Task prompt: Leave out the pictures and restate the rest of the data exactly.

Extracted data entries
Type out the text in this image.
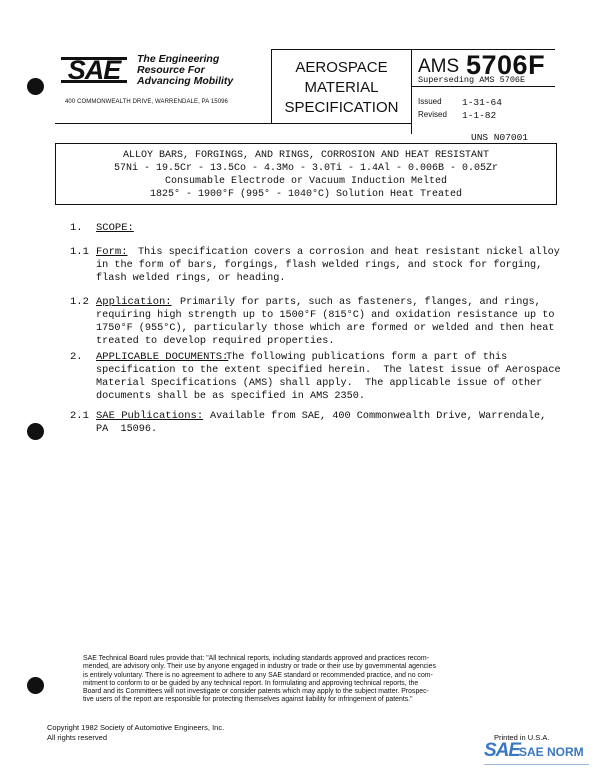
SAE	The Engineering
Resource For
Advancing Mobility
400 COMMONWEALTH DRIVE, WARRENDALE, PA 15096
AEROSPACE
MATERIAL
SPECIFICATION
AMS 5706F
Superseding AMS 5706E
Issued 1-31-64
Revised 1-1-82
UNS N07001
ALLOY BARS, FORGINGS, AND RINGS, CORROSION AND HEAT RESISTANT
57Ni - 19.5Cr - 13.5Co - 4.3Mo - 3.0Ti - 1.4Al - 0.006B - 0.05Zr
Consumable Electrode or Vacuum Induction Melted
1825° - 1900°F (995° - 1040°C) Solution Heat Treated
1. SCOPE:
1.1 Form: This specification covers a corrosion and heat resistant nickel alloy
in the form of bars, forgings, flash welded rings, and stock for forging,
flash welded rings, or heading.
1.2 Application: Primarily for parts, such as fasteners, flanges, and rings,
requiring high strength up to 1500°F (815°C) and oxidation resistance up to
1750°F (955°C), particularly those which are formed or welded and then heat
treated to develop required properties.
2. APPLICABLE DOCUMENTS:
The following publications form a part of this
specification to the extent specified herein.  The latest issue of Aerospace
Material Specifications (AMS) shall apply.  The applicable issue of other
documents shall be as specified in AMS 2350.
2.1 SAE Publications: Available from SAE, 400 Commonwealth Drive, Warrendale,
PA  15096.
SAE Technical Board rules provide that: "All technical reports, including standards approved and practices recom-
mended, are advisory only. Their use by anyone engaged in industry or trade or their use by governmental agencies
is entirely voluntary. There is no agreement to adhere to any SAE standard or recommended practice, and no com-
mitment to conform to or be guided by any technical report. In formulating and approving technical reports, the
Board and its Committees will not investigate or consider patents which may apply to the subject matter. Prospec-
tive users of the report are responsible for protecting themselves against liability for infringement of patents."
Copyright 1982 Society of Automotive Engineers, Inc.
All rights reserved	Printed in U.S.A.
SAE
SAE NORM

Output for this exercise:
Type out the text in this image.
SAE	The Engineering
Resource For
Advancing Mobility
400 COMMONWEALTH DRIVE, WARRENDALE, PA 15096
AEROSPACE
MATERIAL
SPECIFICATION
AMS 5706F
Superseding AMS 5706E
Issued 1-31-64
Revised 1-1-82
UNS N07001
ALLOY BARS, FORGINGS, AND RINGS, CORROSION AND HEAT RESISTANT
57Ni - 19.5Cr - 13.5Co - 4.3Mo - 3.0Ti - 1.4Al - 0.006B - 0.05Zr
Consumable Electrode or Vacuum Induction Melted
1825° - 1900°F (995° - 1040°C) Solution Heat Treated
1. SCOPE:
1.1 Form: This specification covers a corrosion and heat resistant nickel alloy
in the form of bars, forgings, flash welded rings, and stock for forging,
flash welded rings, or heading.
1.2 Application: Primarily for parts, such as fasteners, flanges, and rings,
requiring high strength up to 1500°F (815°C) and oxidation resistance up to
1750°F (955°C), particularly those which are formed or welded and then heat
treated to develop required properties.
2. APPLICABLE DOCUMENTS:
The following publications form a part of this
specification to the extent specified herein.  The latest issue of Aerospace
Material Specifications (AMS) shall apply.  The applicable issue of other
documents shall be as specified in AMS 2350.
2.1 SAE Publications: Available from SAE, 400 Commonwealth Drive, Warrendale,
PA  15096.
SAE Technical Board rules provide that: "All technical reports, including standards approved and practices recom-
mended, are advisory only. Their use by anyone engaged in industry or trade or their use by governmental agencies
is entirely voluntary. There is no agreement to adhere to any SAE standard or recommended practice, and no com-
mitment to conform to or be guided by any technical report. In formulating and approving technical reports, the
Board and its Committees will not investigate or consider patents which may apply to the subject matter. Prospec-
tive users of the report are responsible for protecting themselves against liability for infringement of patents."
Copyright 1982 Society of Automotive Engineers, Inc.
All rights reserved	Printed in U.S.A.
SAE
SAE NORM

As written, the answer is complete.